_GOAL_
Reproduce the records below exactly as they appear, omitting any pictures they contain.

[Figure data in JSON]
>> start
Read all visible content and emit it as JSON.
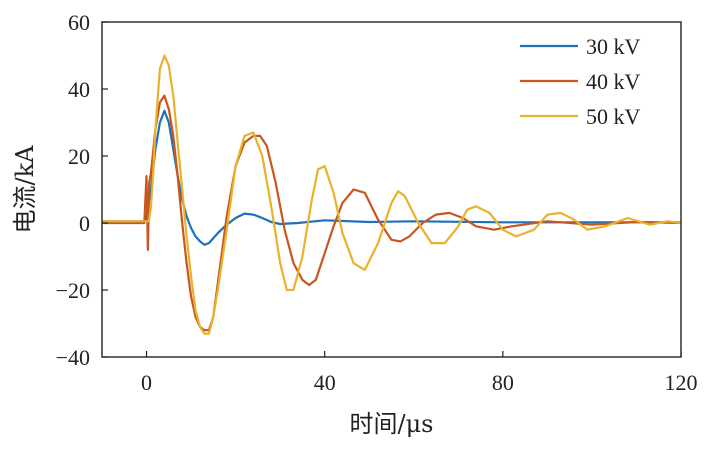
{
  "chart_data": {
    "type": "line",
    "xlabel": "时间/μs",
    "ylabel": "电流/kA",
    "xlim": [
      -10,
      120
    ],
    "ylim": [
      -40,
      60
    ],
    "xticks": [
      0,
      40,
      80,
      120
    ],
    "yticks": [
      -40,
      -20,
      0,
      20,
      40,
      60
    ],
    "grid": false,
    "legend_position": "top-right",
    "series": [
      {
        "name": "30 kV",
        "color": "#1f6fba",
        "x": [
          -10,
          -0.5,
          0,
          1,
          2,
          3,
          4,
          5,
          6,
          7,
          8,
          9,
          10,
          11,
          12,
          13,
          14,
          16,
          18,
          20,
          22,
          24,
          26,
          28,
          30,
          34,
          40,
          50,
          60,
          80,
          100,
          120
        ],
        "y": [
          0.5,
          0.5,
          2,
          10,
          22,
          30,
          33.5,
          30,
          22,
          14,
          7,
          2,
          -1.5,
          -4,
          -5.5,
          -6.5,
          -6,
          -3,
          -0.5,
          1.5,
          2.8,
          2.5,
          1.5,
          0.3,
          -0.3,
          0,
          0.8,
          0.3,
          0.5,
          0.2,
          0.2,
          0.2
        ]
      },
      {
        "name": "40 kV",
        "color": "#c9561f",
        "x": [
          -10,
          -0.5,
          0,
          0.3,
          0.6,
          1,
          2,
          3,
          4,
          5,
          6,
          7,
          8,
          9,
          10,
          11,
          12,
          13,
          14,
          15,
          16,
          18,
          20,
          22,
          24,
          25.5,
          27,
          29,
          31,
          33,
          35,
          36.5,
          38,
          40,
          42,
          44,
          46.5,
          49,
          52,
          55,
          57,
          59,
          62,
          65,
          68,
          71,
          74,
          78,
          82,
          90,
          100,
          110,
          120
        ],
        "y": [
          0,
          0,
          14,
          -8,
          12,
          15,
          28,
          36,
          38,
          34,
          26,
          14,
          0,
          -12,
          -22,
          -28,
          -31,
          -32,
          -32,
          -28,
          -18,
          2,
          17,
          24,
          26,
          26,
          23,
          12,
          -2,
          -12,
          -17,
          -18.5,
          -17,
          -9,
          -1,
          6,
          10,
          9,
          1,
          -5,
          -5.5,
          -4,
          0,
          2.5,
          3,
          1.5,
          -1,
          -2,
          -1,
          0.5,
          -0.5,
          0.3,
          0
        ]
      },
      {
        "name": "50 kV",
        "color": "#e8b22c",
        "x": [
          -10,
          0.5,
          1,
          1.5,
          2,
          3,
          4,
          5,
          6,
          7,
          8,
          9,
          10,
          11,
          12,
          13,
          14,
          15,
          16,
          18,
          20,
          22,
          24,
          26,
          28,
          30,
          31.5,
          33,
          35,
          37,
          38.5,
          40,
          42,
          44,
          46.5,
          49,
          52,
          55,
          56.5,
          58,
          61,
          64,
          67,
          70,
          72,
          74,
          77,
          80,
          83,
          87,
          90,
          93,
          96,
          99,
          103,
          108,
          113,
          117,
          120
        ],
        "y": [
          0.5,
          0.5,
          5,
          15,
          28,
          46,
          50,
          47,
          38,
          24,
          10,
          -4,
          -16,
          -26,
          -31,
          -33,
          -33,
          -28,
          -20,
          -2,
          17,
          26,
          27,
          20,
          5,
          -12,
          -20,
          -20,
          -10,
          6,
          16,
          17,
          9,
          -3,
          -12,
          -14,
          -6,
          6,
          9.5,
          8,
          0,
          -6,
          -6,
          -1,
          4,
          5,
          3,
          -2,
          -4,
          -2,
          2.5,
          3,
          1,
          -2,
          -1,
          1.5,
          -0.5,
          0.5,
          0
        ]
      }
    ]
  }
}
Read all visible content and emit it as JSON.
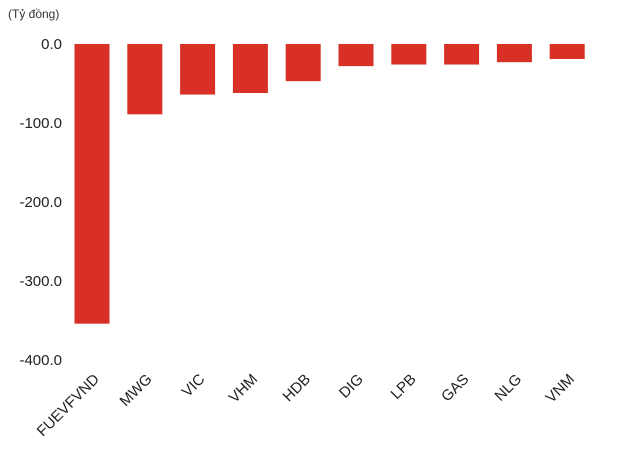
{
  "chart_data": {
    "type": "bar",
    "unit_label": "(Tỷ đồng)",
    "categories": [
      "FUEVFVND",
      "MWG",
      "VIC",
      "VHM",
      "HDB",
      "DIG",
      "LPB",
      "GAS",
      "NLG",
      "VNM"
    ],
    "values": [
      -354,
      -89,
      -64,
      -62,
      -47,
      -28,
      -26,
      -26,
      -23,
      -19
    ],
    "y_ticks": [
      "0.0",
      "-100.0",
      "-200.0",
      "-300.0",
      "-400.0"
    ],
    "y_tick_values": [
      0,
      -100,
      -200,
      -300,
      -400
    ],
    "ylim": [
      -400,
      0
    ],
    "bar_color": "#d93025",
    "grid": false,
    "legend": "none"
  }
}
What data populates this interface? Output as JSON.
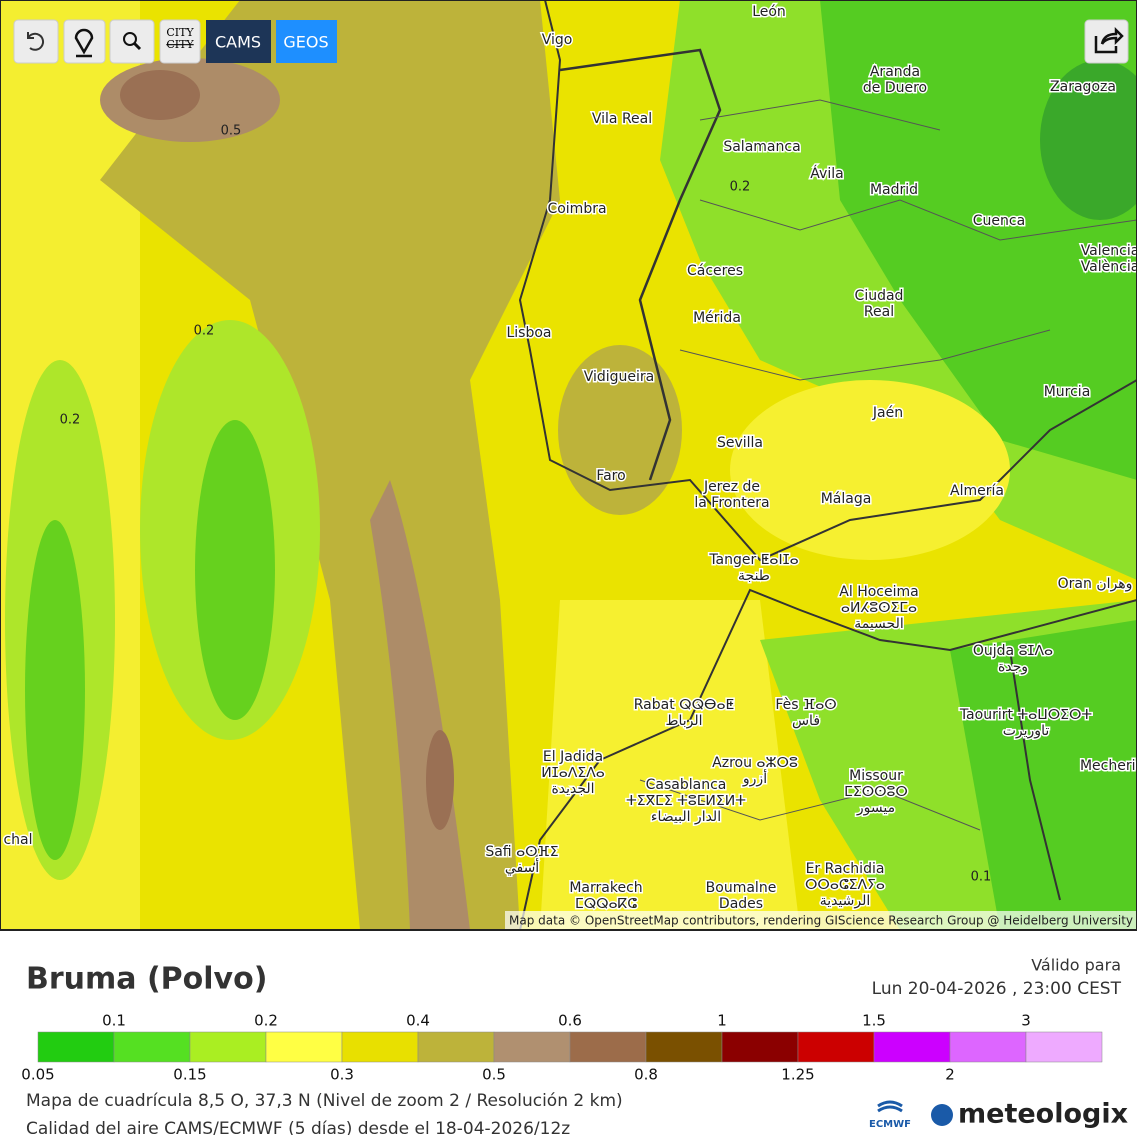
>> end
_TASK OUTPUT_
Read all visible content and emit it as JSON.
{
  "chart_data": {
    "type": "line",
    "xlabel": "时间/μs",
    "ylabel": "电流/kA",
    "xlim": [
      -10,
      120
    ],
    "ylim": [
      -40,
      60
    ],
    "xticks": [
      0,
      40,
      80,
      120
    ],
    "yticks": [
      -40,
      -20,
      0,
      20,
      40,
      60
    ],
    "grid": false,
    "legend_position": "top-right",
    "series": [
      {
        "name": "30 kV",
        "color": "#1f6fba",
        "x": [
          -10,
          -0.5,
          0,
          1,
          2,
          3,
          4,
          5,
          6,
          7,
          8,
          9,
          10,
          11,
          12,
          13,
          14,
          16,
          18,
          20,
          22,
          24,
          26,
          28,
          30,
          34,
          40,
          50,
          60,
          80,
          100,
          120
        ],
        "y": [
          0.5,
          0.5,
          2,
          10,
          22,
          30,
          33.5,
          30,
          22,
          14,
          7,
          2,
          -1.5,
          -4,
          -5.5,
          -6.5,
          -6,
          -3,
          -0.5,
          1.5,
          2.8,
          2.5,
          1.5,
          0.3,
          -0.3,
          0,
          0.8,
          0.3,
          0.5,
          0.2,
          0.2,
          0.2
        ]
      },
      {
        "name": "40 kV",
        "color": "#c9561f",
        "x": [
          -10,
          -0.5,
          0,
          0.3,
          0.6,
          1,
          2,
          3,
          4,
          5,
          6,
          7,
          8,
          9,
          10,
          11,
          12,
          13,
          14,
          15,
          16,
          18,
          20,
          22,
          24,
          25.5,
          27,
          29,
          31,
          33,
          35,
          36.5,
          38,
          40,
          42,
          44,
          46.5,
          49,
          52,
          55,
          57,
          59,
          62,
          65,
          68,
          71,
          74,
          78,
          82,
          90,
          100,
          110,
          120
        ],
        "y": [
          0,
          0,
          14,
          -8,
          12,
          15,
          28,
          36,
          38,
          34,
          26,
          14,
          0,
          -12,
          -22,
          -28,
          -31,
          -32,
          -32,
          -28,
          -18,
          2,
          17,
          24,
          26,
          26,
          23,
          12,
          -2,
          -12,
          -17,
          -18.5,
          -17,
          -9,
          -1,
          6,
          10,
          9,
          1,
          -5,
          -5.5,
          -4,
          0,
          2.5,
          3,
          1.5,
          -1,
          -2,
          -1,
          0.5,
          -0.5,
          0.3,
          0
        ]
      },
      {
        "name": "50 kV",
        "color": "#e8b22c",
        "x": [
          -10,
          0.5,
          1,
          1.5,
          2,
          3,
          4,
          5,
          6,
          7,
          8,
          9,
          10,
          11,
          12,
          13,
          14,
          15,
          16,
          18,
          20,
          22,
          24,
          26,
          28,
          30,
          31.5,
          33,
          35,
          37,
          38.5,
          40,
          42,
          44,
          46.5,
          49,
          52,
          55,
          56.5,
          58,
          61,
          64,
          67,
          70,
          72,
          74,
          77,
          80,
          83,
          87,
          90,
          93,
          96,
          99,
          103,
          108,
          113,
          117,
          120
        ],
        "y": [
          0.5,
          0.5,
          5,
          15,
          28,
          46,
          50,
          47,
          38,
          24,
          10,
          -4,
          -16,
          -26,
          -31,
          -33,
          -33,
          -28,
          -20,
          -2,
          17,
          26,
          27,
          20,
          5,
          -12,
          -20,
          -20,
          -10,
          6,
          16,
          17,
          9,
          -3,
          -12,
          -14,
          -6,
          6,
          9.5,
          8,
          0,
          -6,
          -6,
          -1,
          4,
          5,
          3,
          -2,
          -4,
          -2,
          2.5,
          3,
          1,
          -2,
          -1,
          1.5,
          -0.5,
          0.5,
          0
        ]
      }
    ]
  }
}
Read all visible content and emit it as JSON.
{
  "chart_data": {
    "type": "bar",
    "unit_label": "(Tỷ đồng)",
    "categories": [
      "FUEVFVND",
      "MWG",
      "VIC",
      "VHM",
      "HDB",
      "DIG",
      "LPB",
      "GAS",
      "NLG",
      "VNM"
    ],
    "values": [
      -354,
      -89,
      -64,
      -62,
      -47,
      -28,
      -26,
      -26,
      -23,
      -19
    ],
    "y_ticks": [
      "0.0",
      "-100.0",
      "-200.0",
      "-300.0",
      "-400.0"
    ],
    "y_tick_values": [
      0,
      -100,
      -200,
      -300,
      -400
    ],
    "ylim": [
      -400,
      0
    ],
    "bar_color": "#d93025",
    "grid": false,
    "legend": "none"
  }
}
What data populates this interface? Output as JSON.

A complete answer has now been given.